Data records
+ + + +

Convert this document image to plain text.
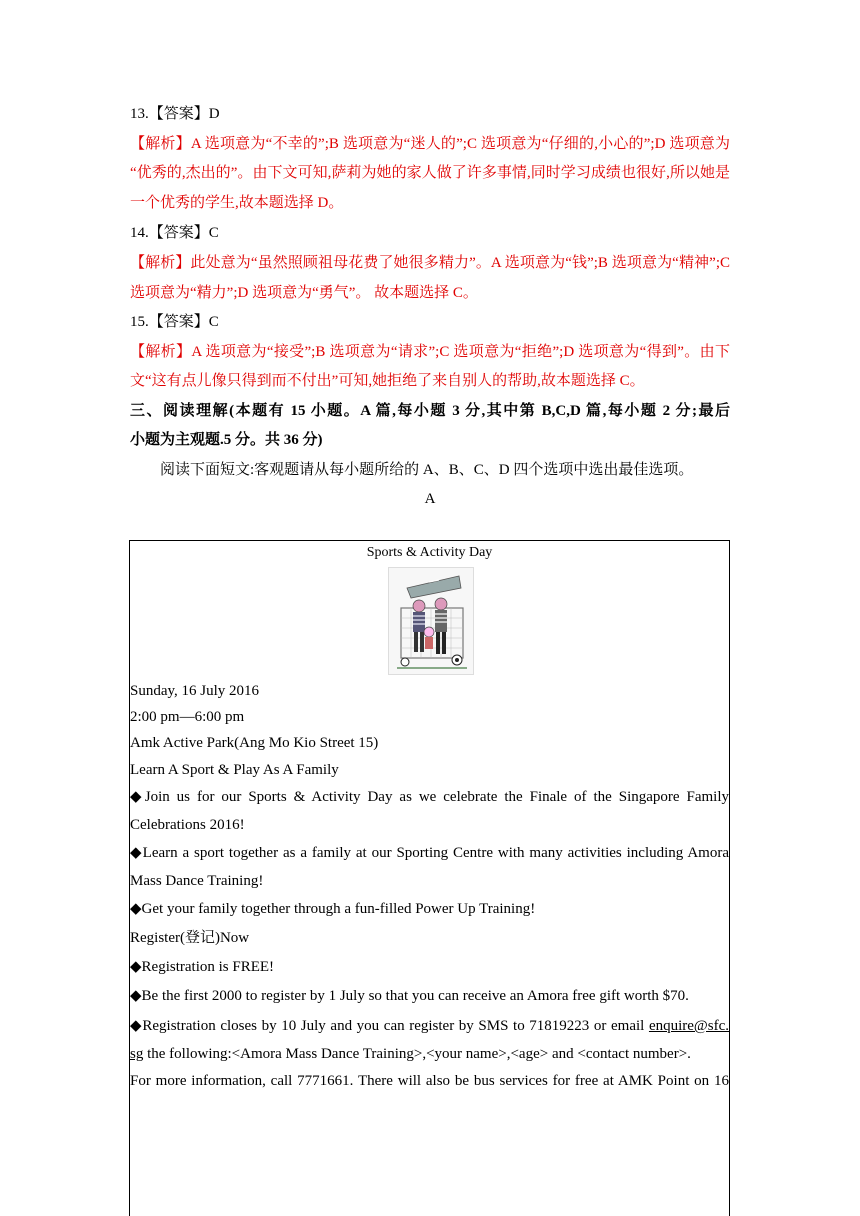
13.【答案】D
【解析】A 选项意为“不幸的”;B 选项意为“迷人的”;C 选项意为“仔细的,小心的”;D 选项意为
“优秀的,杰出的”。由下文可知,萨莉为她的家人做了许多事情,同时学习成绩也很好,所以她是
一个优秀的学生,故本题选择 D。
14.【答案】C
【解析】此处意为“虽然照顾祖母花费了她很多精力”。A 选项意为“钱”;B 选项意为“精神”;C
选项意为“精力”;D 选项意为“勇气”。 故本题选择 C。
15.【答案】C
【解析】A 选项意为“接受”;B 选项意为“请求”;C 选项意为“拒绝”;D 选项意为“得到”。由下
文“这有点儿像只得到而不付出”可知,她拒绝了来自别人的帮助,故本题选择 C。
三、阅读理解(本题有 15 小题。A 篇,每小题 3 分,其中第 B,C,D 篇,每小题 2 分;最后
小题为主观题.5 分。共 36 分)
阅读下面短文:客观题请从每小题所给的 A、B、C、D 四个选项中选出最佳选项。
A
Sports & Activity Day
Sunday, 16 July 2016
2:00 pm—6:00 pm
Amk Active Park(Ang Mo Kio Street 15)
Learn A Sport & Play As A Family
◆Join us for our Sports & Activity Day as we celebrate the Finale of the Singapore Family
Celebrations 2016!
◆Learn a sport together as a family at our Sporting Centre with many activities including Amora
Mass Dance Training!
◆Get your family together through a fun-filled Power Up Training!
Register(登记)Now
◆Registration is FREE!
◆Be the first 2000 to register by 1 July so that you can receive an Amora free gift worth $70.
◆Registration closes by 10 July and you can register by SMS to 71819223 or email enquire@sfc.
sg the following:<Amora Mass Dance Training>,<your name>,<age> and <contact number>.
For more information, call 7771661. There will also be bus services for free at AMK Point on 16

+ + + +

Transcribe the material exactly, leaving every picture out.

Convert this document image to plain text.
13.【答案】D
【解析】A 选项意为“不幸的”;B 选项意为“迷人的”;C 选项意为“仔细的,小心的”;D 选项意为
“优秀的,杰出的”。由下文可知,萨莉为她的家人做了许多事情,同时学习成绩也很好,所以她是
一个优秀的学生,故本题选择 D。
14.【答案】C
【解析】此处意为“虽然照顾祖母花费了她很多精力”。A 选项意为“钱”;B 选项意为“精神”;C
选项意为“精力”;D 选项意为“勇气”。 故本题选择 C。
15.【答案】C
【解析】A 选项意为“接受”;B 选项意为“请求”;C 选项意为“拒绝”;D 选项意为“得到”。由下
文“这有点儿像只得到而不付出”可知,她拒绝了来自别人的帮助,故本题选择 C。
三、阅读理解(本题有 15 小题。A 篇,每小题 3 分,其中第 B,C,D 篇,每小题 2 分;最后
小题为主观题.5 分。共 36 分)
阅读下面短文:客观题请从每小题所给的 A、B、C、D 四个选项中选出最佳选项。
A
Sports & Activity Day
Sunday, 16 July 2016
2:00 pm—6:00 pm
Amk Active Park(Ang Mo Kio Street 15)
Learn A Sport & Play As A Family
◆Join us for our Sports & Activity Day as we celebrate the Finale of the Singapore Family
Celebrations 2016!
◆Learn a sport together as a family at our Sporting Centre with many activities including Amora
Mass Dance Training!
◆Get your family together through a fun-filled Power Up Training!
Register(登记)Now
◆Registration is FREE!
◆Be the first 2000 to register by 1 July so that you can receive an Amora free gift worth $70.
◆Registration closes by 10 July and you can register by SMS to 71819223 or email enquire@sfc.
sg the following:<Amora Mass Dance Training>,<your name>,<age> and <contact number>.
For more information, call 7771661. There will also be bus services for free at AMK Point on 16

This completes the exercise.